-- MATERIAL FOR THE TASK --

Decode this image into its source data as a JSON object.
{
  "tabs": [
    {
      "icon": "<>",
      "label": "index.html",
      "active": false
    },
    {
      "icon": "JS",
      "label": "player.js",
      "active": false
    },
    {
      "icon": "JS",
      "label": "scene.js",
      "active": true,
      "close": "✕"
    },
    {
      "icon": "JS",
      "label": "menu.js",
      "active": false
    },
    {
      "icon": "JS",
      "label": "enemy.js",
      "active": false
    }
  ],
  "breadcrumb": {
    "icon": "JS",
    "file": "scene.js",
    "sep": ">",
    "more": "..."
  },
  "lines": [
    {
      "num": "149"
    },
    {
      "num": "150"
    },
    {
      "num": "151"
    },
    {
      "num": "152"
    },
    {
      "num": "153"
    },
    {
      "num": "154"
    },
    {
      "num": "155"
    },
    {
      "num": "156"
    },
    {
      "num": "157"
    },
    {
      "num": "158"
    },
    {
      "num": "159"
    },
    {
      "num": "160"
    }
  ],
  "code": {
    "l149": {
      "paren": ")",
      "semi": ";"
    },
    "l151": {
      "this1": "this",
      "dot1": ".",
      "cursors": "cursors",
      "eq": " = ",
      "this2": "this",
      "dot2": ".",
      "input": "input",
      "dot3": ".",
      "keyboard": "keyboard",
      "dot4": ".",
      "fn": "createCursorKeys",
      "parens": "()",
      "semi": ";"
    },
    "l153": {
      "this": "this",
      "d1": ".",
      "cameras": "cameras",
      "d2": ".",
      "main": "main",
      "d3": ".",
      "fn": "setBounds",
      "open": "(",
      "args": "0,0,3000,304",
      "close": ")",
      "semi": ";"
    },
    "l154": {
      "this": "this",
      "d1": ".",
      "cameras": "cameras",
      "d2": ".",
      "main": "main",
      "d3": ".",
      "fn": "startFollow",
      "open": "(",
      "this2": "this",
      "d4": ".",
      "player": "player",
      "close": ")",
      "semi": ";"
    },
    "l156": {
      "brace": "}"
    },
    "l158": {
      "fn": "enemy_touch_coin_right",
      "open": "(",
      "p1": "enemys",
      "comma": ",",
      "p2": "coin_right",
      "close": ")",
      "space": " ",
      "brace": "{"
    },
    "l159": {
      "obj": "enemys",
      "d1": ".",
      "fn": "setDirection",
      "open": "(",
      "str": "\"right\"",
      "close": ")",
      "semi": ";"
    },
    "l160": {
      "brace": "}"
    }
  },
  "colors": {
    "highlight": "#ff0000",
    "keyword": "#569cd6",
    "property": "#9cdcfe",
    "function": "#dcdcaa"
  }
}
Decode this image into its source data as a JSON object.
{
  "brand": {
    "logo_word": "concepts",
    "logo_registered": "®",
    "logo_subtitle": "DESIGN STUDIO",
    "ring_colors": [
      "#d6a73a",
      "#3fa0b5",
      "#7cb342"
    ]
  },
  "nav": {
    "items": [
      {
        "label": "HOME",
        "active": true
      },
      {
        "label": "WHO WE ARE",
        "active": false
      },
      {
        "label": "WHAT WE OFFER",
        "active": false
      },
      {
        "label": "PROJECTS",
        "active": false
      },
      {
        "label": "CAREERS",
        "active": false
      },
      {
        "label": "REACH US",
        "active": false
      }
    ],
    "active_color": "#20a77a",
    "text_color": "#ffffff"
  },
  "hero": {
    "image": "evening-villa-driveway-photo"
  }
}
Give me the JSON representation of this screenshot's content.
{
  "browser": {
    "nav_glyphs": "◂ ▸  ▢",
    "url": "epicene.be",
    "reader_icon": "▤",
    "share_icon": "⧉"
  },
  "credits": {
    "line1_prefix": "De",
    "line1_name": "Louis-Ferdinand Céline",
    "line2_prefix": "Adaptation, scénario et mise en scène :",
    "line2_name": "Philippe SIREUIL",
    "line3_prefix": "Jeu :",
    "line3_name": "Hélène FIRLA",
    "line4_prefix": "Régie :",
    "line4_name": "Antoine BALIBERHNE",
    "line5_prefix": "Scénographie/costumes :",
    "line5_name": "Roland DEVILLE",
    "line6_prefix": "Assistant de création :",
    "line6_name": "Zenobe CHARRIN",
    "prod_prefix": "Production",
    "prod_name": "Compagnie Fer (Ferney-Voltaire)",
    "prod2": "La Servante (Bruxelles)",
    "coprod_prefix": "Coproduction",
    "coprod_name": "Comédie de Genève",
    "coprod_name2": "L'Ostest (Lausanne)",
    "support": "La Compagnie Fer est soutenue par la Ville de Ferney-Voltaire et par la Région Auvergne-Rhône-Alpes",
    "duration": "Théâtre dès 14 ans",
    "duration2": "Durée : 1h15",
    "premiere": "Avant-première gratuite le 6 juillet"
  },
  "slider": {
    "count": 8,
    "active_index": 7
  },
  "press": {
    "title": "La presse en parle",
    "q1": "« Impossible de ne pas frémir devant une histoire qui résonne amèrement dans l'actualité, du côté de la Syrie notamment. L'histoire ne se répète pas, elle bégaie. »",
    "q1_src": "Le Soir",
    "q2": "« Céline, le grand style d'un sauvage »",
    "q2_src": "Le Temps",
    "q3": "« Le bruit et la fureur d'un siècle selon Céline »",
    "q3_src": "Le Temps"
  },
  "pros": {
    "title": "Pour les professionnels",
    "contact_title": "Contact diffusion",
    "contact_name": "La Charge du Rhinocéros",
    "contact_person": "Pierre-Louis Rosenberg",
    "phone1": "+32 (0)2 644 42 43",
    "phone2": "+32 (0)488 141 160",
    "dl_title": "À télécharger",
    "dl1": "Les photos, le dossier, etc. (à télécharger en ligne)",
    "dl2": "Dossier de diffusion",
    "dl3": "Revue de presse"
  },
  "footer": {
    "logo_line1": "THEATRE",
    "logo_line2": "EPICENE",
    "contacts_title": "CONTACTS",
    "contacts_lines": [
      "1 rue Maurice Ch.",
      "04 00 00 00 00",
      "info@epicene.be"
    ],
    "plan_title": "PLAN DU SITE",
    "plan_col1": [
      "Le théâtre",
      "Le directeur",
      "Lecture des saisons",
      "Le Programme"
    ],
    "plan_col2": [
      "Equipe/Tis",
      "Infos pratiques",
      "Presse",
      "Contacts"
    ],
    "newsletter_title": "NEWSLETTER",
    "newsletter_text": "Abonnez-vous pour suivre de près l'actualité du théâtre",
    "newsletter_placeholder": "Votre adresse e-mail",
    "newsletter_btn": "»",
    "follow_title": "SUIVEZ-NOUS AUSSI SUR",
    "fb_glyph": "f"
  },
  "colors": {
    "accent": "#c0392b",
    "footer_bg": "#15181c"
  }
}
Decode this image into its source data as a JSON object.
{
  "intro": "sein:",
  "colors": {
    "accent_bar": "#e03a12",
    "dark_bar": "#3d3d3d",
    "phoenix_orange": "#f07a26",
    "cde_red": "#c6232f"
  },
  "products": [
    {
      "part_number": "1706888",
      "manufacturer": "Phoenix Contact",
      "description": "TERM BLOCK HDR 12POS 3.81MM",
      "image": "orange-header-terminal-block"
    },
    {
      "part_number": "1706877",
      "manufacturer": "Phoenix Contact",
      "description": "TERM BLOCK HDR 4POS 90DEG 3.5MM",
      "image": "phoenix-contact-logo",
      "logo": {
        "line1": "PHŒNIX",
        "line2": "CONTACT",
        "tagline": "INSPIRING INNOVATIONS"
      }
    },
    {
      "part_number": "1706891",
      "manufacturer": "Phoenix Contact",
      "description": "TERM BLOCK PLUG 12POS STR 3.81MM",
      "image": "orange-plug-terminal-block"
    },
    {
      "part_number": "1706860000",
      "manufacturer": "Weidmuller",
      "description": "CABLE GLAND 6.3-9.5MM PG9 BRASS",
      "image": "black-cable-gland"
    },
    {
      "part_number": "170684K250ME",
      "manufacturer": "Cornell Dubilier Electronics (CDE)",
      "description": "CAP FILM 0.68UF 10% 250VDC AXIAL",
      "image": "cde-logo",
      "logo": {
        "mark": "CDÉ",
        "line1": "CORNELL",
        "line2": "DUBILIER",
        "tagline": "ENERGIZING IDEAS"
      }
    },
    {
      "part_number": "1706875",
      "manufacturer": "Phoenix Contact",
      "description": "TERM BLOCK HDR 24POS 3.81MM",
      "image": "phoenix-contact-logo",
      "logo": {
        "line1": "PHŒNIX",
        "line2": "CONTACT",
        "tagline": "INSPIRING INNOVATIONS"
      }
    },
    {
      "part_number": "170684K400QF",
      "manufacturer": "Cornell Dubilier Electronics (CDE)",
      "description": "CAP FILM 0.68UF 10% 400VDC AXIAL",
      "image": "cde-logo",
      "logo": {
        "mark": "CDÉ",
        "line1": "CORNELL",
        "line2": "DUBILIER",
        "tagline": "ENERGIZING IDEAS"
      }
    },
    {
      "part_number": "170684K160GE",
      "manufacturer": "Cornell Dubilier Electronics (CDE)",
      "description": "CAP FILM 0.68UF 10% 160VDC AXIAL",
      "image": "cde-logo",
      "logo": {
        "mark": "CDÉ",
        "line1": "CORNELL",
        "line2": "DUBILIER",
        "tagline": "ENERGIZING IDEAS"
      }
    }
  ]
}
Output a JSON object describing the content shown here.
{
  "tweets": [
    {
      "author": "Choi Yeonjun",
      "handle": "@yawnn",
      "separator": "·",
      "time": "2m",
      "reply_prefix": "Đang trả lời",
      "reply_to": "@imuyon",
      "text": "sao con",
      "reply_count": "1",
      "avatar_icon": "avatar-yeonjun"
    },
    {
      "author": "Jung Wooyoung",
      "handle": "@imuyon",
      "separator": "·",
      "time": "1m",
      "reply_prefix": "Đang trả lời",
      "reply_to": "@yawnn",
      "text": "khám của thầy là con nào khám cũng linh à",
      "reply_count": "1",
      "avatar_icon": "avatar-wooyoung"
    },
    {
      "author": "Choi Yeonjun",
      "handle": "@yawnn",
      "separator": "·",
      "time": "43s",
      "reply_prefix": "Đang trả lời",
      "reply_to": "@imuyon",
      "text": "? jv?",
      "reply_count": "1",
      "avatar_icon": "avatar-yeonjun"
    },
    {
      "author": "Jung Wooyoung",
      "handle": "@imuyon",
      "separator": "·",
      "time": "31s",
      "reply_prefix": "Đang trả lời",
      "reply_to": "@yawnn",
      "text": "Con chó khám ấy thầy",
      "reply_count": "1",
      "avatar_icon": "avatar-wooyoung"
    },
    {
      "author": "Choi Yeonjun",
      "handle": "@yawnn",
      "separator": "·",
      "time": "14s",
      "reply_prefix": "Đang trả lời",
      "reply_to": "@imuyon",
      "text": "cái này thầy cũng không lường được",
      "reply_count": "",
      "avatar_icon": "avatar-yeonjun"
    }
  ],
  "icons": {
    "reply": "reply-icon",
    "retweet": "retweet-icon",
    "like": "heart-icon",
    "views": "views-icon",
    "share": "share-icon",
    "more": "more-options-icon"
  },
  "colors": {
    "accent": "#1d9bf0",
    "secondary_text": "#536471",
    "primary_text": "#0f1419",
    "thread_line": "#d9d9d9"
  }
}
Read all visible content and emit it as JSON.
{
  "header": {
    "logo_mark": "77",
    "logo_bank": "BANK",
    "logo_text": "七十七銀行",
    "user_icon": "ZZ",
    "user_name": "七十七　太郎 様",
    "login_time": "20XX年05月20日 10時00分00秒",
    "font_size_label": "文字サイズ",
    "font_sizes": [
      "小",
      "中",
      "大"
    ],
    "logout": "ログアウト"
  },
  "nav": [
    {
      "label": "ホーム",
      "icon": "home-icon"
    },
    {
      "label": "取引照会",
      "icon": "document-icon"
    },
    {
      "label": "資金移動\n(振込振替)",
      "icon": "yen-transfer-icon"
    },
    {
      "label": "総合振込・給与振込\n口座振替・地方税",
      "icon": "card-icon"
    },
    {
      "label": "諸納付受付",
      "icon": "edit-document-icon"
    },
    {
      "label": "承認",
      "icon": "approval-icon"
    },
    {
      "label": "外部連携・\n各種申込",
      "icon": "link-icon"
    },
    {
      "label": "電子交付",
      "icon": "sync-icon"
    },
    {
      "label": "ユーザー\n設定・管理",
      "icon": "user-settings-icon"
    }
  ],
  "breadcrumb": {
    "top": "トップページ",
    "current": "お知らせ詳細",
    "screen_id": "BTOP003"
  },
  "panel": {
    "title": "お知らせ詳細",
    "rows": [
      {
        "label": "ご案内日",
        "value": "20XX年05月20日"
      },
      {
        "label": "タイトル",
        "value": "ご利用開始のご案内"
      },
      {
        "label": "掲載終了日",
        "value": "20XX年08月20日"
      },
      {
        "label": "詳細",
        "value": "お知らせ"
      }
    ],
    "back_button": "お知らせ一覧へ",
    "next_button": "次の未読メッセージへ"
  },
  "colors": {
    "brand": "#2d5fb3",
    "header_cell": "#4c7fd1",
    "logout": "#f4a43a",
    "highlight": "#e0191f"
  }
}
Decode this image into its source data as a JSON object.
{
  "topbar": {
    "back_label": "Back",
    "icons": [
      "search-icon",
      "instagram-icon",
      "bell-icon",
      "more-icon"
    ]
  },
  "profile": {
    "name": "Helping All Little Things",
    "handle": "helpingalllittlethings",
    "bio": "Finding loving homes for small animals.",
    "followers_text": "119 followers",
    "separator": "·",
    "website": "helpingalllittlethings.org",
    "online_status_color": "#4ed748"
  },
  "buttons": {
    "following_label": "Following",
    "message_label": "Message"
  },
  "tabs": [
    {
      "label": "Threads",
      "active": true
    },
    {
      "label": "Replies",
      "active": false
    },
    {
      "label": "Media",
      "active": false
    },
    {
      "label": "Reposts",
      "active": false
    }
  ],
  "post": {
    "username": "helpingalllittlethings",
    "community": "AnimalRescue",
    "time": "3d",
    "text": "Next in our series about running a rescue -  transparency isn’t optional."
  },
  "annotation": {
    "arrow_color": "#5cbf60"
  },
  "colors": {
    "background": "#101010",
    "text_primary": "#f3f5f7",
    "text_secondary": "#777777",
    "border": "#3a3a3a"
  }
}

-- PROBLEM STATEMENT --
Note every line above where the string "description" shows up, and copy those lines.

-- WRITTEN RESPONSE --
      "description": "TERM BLOCK HDR 12POS 3.81MM",
      "description": "TERM BLOCK HDR 4POS 90DEG 3.5MM",
      "description": "TERM BLOCK PLUG 12POS STR 3.81MM",
      "description": "CABLE GLAND 6.3-9.5MM PG9 BRASS",
      "description": "CAP FILM 0.68UF 10% 250VDC AXIAL",
      "description": "TERM BLOCK HDR 24POS 3.81MM",
      "description": "CAP FILM 0.68UF 10% 400VDC AXIAL",
      "description": "CAP FILM 0.68UF 10% 160VDC AXIAL",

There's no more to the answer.